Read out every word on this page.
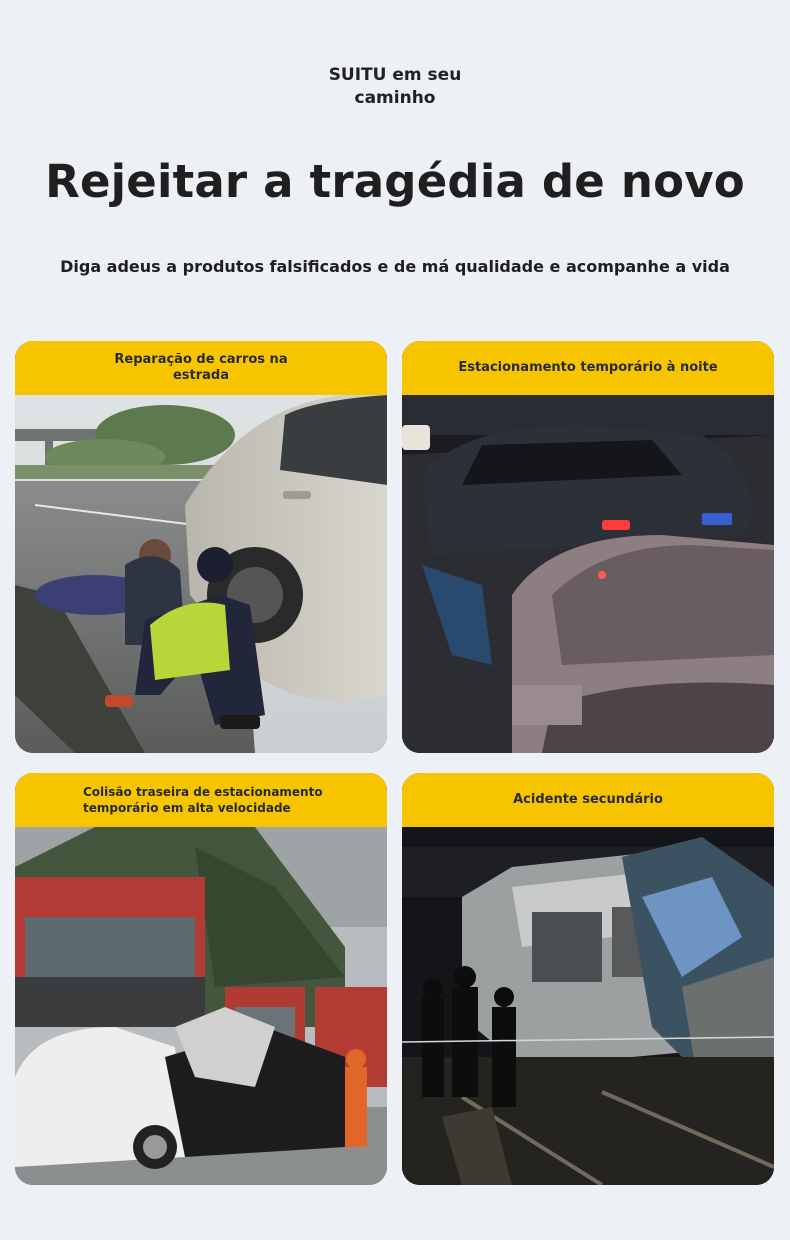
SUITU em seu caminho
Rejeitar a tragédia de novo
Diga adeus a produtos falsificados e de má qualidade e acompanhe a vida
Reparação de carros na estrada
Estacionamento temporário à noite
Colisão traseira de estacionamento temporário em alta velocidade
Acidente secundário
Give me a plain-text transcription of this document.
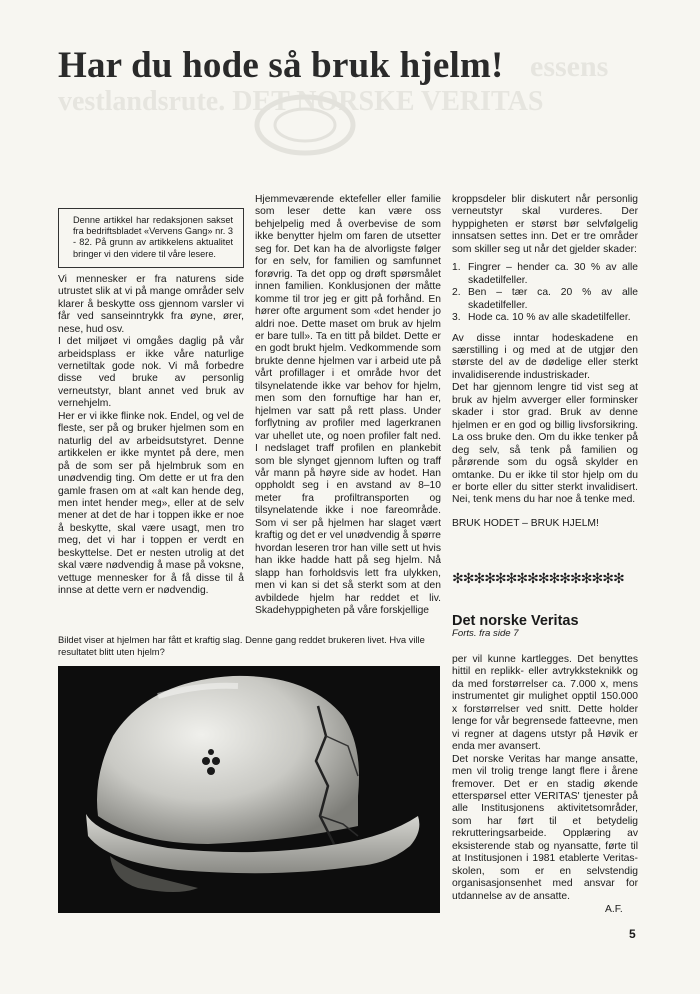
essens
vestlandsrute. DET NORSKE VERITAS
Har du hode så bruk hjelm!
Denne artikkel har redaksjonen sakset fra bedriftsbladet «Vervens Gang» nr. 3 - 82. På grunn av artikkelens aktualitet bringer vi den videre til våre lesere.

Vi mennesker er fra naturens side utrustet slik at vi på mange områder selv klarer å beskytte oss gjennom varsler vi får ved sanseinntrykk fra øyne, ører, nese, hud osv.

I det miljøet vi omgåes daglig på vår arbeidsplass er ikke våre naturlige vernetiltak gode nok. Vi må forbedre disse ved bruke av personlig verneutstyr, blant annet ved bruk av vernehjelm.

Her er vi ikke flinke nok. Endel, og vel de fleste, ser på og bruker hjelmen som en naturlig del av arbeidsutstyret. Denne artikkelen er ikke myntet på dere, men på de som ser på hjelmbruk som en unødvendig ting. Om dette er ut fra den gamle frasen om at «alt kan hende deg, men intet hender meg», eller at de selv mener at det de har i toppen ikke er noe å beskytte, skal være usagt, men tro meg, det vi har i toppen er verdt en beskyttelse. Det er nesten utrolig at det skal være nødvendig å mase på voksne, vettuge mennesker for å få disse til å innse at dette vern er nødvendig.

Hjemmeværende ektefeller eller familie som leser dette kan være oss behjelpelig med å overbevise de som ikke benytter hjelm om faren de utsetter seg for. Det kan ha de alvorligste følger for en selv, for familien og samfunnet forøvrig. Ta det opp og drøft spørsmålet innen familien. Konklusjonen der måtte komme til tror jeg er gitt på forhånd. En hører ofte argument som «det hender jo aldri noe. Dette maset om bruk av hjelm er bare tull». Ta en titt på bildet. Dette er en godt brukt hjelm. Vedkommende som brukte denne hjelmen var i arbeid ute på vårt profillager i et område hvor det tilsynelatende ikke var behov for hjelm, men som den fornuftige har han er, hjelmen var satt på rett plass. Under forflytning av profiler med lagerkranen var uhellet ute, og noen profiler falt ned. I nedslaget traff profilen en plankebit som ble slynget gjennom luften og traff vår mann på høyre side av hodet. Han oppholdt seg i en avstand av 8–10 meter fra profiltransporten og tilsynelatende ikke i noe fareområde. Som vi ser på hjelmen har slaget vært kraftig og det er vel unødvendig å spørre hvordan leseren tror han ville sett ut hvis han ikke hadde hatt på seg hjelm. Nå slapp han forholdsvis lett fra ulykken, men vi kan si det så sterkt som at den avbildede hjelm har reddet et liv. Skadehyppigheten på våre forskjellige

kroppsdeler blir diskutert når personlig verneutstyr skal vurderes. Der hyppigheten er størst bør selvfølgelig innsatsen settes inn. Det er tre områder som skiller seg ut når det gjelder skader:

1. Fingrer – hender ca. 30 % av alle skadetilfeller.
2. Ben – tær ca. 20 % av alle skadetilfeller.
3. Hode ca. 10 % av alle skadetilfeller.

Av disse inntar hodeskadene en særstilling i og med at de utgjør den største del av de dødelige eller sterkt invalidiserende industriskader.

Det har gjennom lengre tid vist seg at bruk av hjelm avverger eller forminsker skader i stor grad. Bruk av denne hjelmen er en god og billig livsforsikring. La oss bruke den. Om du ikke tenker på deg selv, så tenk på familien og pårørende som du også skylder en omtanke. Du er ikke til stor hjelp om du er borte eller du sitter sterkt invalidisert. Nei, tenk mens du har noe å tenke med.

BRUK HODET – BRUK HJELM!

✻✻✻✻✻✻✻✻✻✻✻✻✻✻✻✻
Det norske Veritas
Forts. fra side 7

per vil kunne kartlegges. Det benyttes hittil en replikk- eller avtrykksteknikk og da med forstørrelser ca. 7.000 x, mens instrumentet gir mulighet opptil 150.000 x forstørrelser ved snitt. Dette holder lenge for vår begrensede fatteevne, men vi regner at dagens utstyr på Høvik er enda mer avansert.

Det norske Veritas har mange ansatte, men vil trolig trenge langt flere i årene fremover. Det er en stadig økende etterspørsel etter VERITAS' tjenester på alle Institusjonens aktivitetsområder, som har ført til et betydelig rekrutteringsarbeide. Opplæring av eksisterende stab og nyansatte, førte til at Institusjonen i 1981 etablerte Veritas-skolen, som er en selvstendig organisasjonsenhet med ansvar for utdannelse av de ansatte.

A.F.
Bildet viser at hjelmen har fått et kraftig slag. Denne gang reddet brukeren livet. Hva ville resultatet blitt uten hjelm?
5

* TASK BRIEF *
From the material, report only how many lines include the word "temporário".

* CORRECT RESPONSE *
2